»»

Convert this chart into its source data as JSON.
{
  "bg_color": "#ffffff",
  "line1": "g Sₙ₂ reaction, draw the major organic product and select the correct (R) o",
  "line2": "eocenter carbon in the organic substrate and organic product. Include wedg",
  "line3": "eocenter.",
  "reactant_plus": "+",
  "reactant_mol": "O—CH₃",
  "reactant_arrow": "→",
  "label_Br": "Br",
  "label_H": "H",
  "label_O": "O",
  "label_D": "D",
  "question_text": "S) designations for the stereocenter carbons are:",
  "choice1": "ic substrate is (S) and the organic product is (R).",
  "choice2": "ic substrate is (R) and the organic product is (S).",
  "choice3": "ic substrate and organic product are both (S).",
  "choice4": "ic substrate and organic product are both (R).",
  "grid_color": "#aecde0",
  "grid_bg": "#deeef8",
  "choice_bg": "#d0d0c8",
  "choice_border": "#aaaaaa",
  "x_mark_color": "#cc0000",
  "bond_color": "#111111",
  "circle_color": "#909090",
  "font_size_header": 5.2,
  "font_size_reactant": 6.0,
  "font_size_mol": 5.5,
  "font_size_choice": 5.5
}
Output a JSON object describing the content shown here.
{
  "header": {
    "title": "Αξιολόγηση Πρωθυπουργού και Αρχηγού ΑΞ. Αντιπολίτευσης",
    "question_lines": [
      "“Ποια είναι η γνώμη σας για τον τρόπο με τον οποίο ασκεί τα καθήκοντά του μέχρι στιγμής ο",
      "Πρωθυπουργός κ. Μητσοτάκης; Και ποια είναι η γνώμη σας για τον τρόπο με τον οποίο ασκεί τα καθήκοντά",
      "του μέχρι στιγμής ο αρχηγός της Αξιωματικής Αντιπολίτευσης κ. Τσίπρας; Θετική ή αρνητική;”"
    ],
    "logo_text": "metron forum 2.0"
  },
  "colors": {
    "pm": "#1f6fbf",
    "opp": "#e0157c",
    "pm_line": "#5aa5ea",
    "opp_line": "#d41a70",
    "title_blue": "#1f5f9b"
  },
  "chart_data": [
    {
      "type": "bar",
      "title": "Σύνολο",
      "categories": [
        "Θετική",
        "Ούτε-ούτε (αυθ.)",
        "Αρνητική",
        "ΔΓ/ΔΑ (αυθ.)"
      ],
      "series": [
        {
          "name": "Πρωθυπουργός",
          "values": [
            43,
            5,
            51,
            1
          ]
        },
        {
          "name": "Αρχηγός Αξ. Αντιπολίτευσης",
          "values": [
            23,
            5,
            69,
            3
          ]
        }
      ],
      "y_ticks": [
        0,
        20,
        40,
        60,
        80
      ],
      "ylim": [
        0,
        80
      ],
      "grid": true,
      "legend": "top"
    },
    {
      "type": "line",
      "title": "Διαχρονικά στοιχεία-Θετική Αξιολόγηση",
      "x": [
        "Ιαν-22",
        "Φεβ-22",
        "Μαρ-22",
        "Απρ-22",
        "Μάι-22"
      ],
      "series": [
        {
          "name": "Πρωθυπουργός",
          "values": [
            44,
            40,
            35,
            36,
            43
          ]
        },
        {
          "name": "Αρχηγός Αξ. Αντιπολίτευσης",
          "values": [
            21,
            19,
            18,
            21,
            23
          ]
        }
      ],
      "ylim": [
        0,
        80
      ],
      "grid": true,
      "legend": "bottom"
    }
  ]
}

««

• [EXERCISE DESCRIPTION]: Take the records above and return them exactly as written.

• [RESPONSE]:
Convert this chart into its source data as JSON.
{
  "bg_color": "#ffffff",
  "line1": "g Sₙ₂ reaction, draw the major organic product and select the correct (R) o",
  "line2": "eocenter carbon in the organic substrate and organic product. Include wedg",
  "line3": "eocenter.",
  "reactant_plus": "+",
  "reactant_mol": "O—CH₃",
  "reactant_arrow": "→",
  "label_Br": "Br",
  "label_H": "H",
  "label_O": "O",
  "label_D": "D",
  "question_text": "S) designations for the stereocenter carbons are:",
  "choice1": "ic substrate is (S) and the organic product is (R).",
  "choice2": "ic substrate is (R) and the organic product is (S).",
  "choice3": "ic substrate and organic product are both (S).",
  "choice4": "ic substrate and organic product are both (R).",
  "grid_color": "#aecde0",
  "grid_bg": "#deeef8",
  "choice_bg": "#d0d0c8",
  "choice_border": "#aaaaaa",
  "x_mark_color": "#cc0000",
  "bond_color": "#111111",
  "circle_color": "#909090",
  "font_size_header": 5.2,
  "font_size_reactant": 6.0,
  "font_size_mol": 5.5,
  "font_size_choice": 5.5
}
Output a JSON object describing the content shown here.
{
  "header": {
    "title": "Αξιολόγηση Πρωθυπουργού και Αρχηγού ΑΞ. Αντιπολίτευσης",
    "question_lines": [
      "“Ποια είναι η γνώμη σας για τον τρόπο με τον οποίο ασκεί τα καθήκοντά του μέχρι στιγμής ο",
      "Πρωθυπουργός κ. Μητσοτάκης; Και ποια είναι η γνώμη σας για τον τρόπο με τον οποίο ασκεί τα καθήκοντά",
      "του μέχρι στιγμής ο αρχηγός της Αξιωματικής Αντιπολίτευσης κ. Τσίπρας; Θετική ή αρνητική;”"
    ],
    "logo_text": "metron forum 2.0"
  },
  "colors": {
    "pm": "#1f6fbf",
    "opp": "#e0157c",
    "pm_line": "#5aa5ea",
    "opp_line": "#d41a70",
    "title_blue": "#1f5f9b"
  },
  "chart_data": [
    {
      "type": "bar",
      "title": "Σύνολο",
      "categories": [
        "Θετική",
        "Ούτε-ούτε (αυθ.)",
        "Αρνητική",
        "ΔΓ/ΔΑ (αυθ.)"
      ],
      "series": [
        {
          "name": "Πρωθυπουργός",
          "values": [
            43,
            5,
            51,
            1
          ]
        },
        {
          "name": "Αρχηγός Αξ. Αντιπολίτευσης",
          "values": [
            23,
            5,
            69,
            3
          ]
        }
      ],
      "y_ticks": [
        0,
        20,
        40,
        60,
        80
      ],
      "ylim": [
        0,
        80
      ],
      "grid": true,
      "legend": "top"
    },
    {
      "type": "line",
      "title": "Διαχρονικά στοιχεία-Θετική Αξιολόγηση",
      "x": [
        "Ιαν-22",
        "Φεβ-22",
        "Μαρ-22",
        "Απρ-22",
        "Μάι-22"
      ],
      "series": [
        {
          "name": "Πρωθυπουργός",
          "values": [
            44,
            40,
            35,
            36,
            43
          ]
        },
        {
          "name": "Αρχηγός Αξ. Αντιπολίτευσης",
          "values": [
            21,
            19,
            18,
            21,
            23
          ]
        }
      ],
      "ylim": [
        0,
        80
      ],
      "grid": true,
      "legend": "bottom"
    }
  ]
}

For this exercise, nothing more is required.